Tout cela est très vrai. Cependant, un observateur plus fin ne s'attarderait guère sur ces commentaires superficiels. Regardez les sourires des personnages : ils sont bouche bée, grands ouverts, comme ceux de personnes qui se donnent sans retenue au plein plaisir de vivre. L'idée que les plaisirs de la vie sont éphémères ; que l'homme vit sur cette terre pour le ciel, et qu'il doit donc profiter sobrement des délices temporelles, même lorsqu'elles sont honnêtes ; l'idée que nous avons, à cause du péché originel, une nature souvent encline à l'erreur et au mal, qui a donc besoin d'une vigilance et d'une mortification constantes ; l'idée que nous vivons une heure tragique de l'histoire, dans laquelle tous doivent porter de terribles responsabilités ; tout cela ne marque pas les physionomies, les gestes, l'atmosphère, de la moindre ou de la plus infime trace. Vivre sans douleur ni gloire et sans soucis comme les oiseaux dans ces beaux arbres, ou les poissons dans un lac calme, voilà le seul désir qui apparaît... et de combien de façons !

Tâches et exercices:
**a.** Rendez en anglais cette phrase du texte sur les sourires des personnages : « Cependant, un observateur plus fin ne s'attarderait guère sur ces commentaires superficiels ».
**b.** Prolongez le texte sur les sourires des personnages à partir de sa dernière phrase.

Entrées de mise en page fondées sur des images

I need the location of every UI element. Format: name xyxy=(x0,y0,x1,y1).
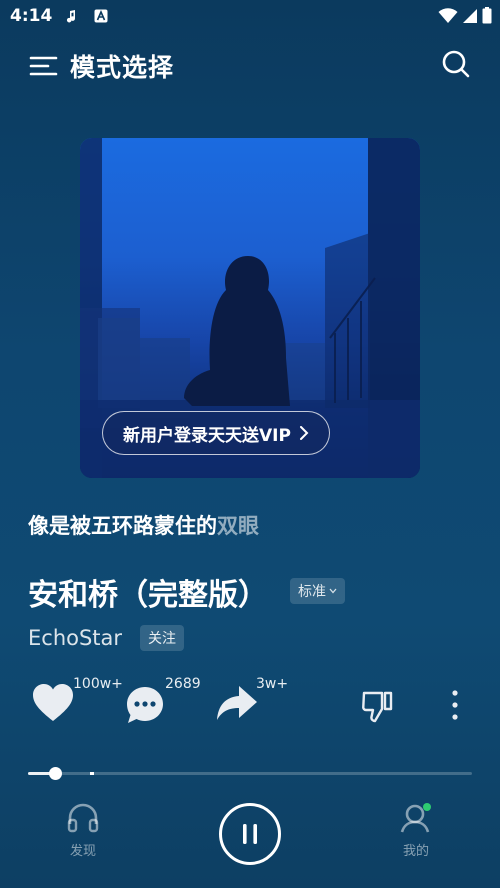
quality-label: 标准 xyxy=(298,584,326,600)
follow-label: 关注 xyxy=(148,631,176,647)
lyric-fading: 双眼 xyxy=(217,514,259,538)
page-title: 模式选择 xyxy=(70,53,175,82)
like-count: 100w+ xyxy=(73,676,123,692)
comment-icon[interactable] xyxy=(124,684,166,726)
vip-promo-button[interactable]: 新用户登录天天送VIP xyxy=(102,411,330,455)
share-arrow-icon[interactable] xyxy=(215,684,259,724)
more-options-icon[interactable] xyxy=(448,688,462,722)
progress-thumb[interactable] xyxy=(48,767,62,780)
quality-select[interactable]: 标准 xyxy=(290,578,345,604)
signal-icon xyxy=(463,8,477,23)
song-title: 安和桥（完整版） xyxy=(28,578,268,613)
comment-count: 2689 xyxy=(165,676,201,692)
bottom-nav: 发现 我的 xyxy=(0,790,500,888)
lyric-main: 像是被五环路蒙住的 xyxy=(28,514,217,538)
pause-icon xyxy=(243,824,257,844)
nav-mine[interactable]: 我的 xyxy=(381,802,451,859)
menu-icon[interactable] xyxy=(28,50,60,80)
battery-icon xyxy=(482,7,492,24)
status-right xyxy=(438,7,492,24)
progress-track xyxy=(28,772,472,775)
follow-button[interactable]: 关注 xyxy=(140,625,184,651)
wifi-icon xyxy=(438,7,458,23)
progress-buffer-marker xyxy=(90,772,95,775)
nav-mine-label: 我的 xyxy=(402,844,429,859)
headphones-icon xyxy=(67,803,99,833)
a-box-icon xyxy=(94,9,108,23)
vip-promo-label: 新用户登录天天送VIP xyxy=(123,425,291,446)
playback-progress[interactable] xyxy=(28,764,472,784)
artist-name[interactable]: EchoStar xyxy=(28,626,122,650)
chevron-down-icon xyxy=(329,588,337,594)
album-cover[interactable]: 新用户登录天天送VIP xyxy=(80,138,420,478)
search-icon[interactable] xyxy=(440,48,472,80)
nav-discover[interactable]: 发现 xyxy=(48,802,118,859)
current-lyric[interactable]: 像是被五环路蒙住的双眼 xyxy=(28,510,259,540)
nav-discover-label: 发现 xyxy=(69,844,96,859)
play-pause-button[interactable] xyxy=(219,803,281,865)
status-bar: 4:14 xyxy=(0,0,500,34)
chevron-right-icon xyxy=(299,426,309,440)
share-count: 3w+ xyxy=(256,676,289,692)
status-time: 4:14 xyxy=(10,6,53,26)
action-row: 100w+ 2689 3w+ xyxy=(0,670,500,740)
header: 模式选择 xyxy=(0,40,500,90)
user-profile-icon xyxy=(400,803,431,833)
music-note-icon xyxy=(66,10,76,23)
like-heart-icon[interactable] xyxy=(31,682,75,724)
thumbs-down-icon[interactable] xyxy=(361,690,393,724)
notification-dot xyxy=(423,803,431,811)
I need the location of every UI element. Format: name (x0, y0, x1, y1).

Réponses rédigées:
**a.** However, a more discerning observer would hardly dwell on these superficial comments.

**b.**
L'absence de toute pensée sérieuse dans ces mentalités est prouvée par l'attitude des enfants et des parents. Mais ceux-ci n’ont rien de la gravité, de la respectabilité, qui sied à leur autorité sacrée. Et ceux-là sont dépourvus de la révérence, du respect, de la soumission propres à la piété filiale. Ces personnes ne se présentent pas ici, les unes par rapport aux autres, tant comme les membres d'une famille, mais plutôt comme des randonneurs unis par la simple et pleine camaraderie d'une excursion.

Et combien de personnes pensent aujourd'hui que c'est là le véritable idéal de la vie familiale ! C'est l'idéal d'une spontanéité naturaliste et païenne, car il n'y a rien de spécifiquement surnaturel et chrétien en elle.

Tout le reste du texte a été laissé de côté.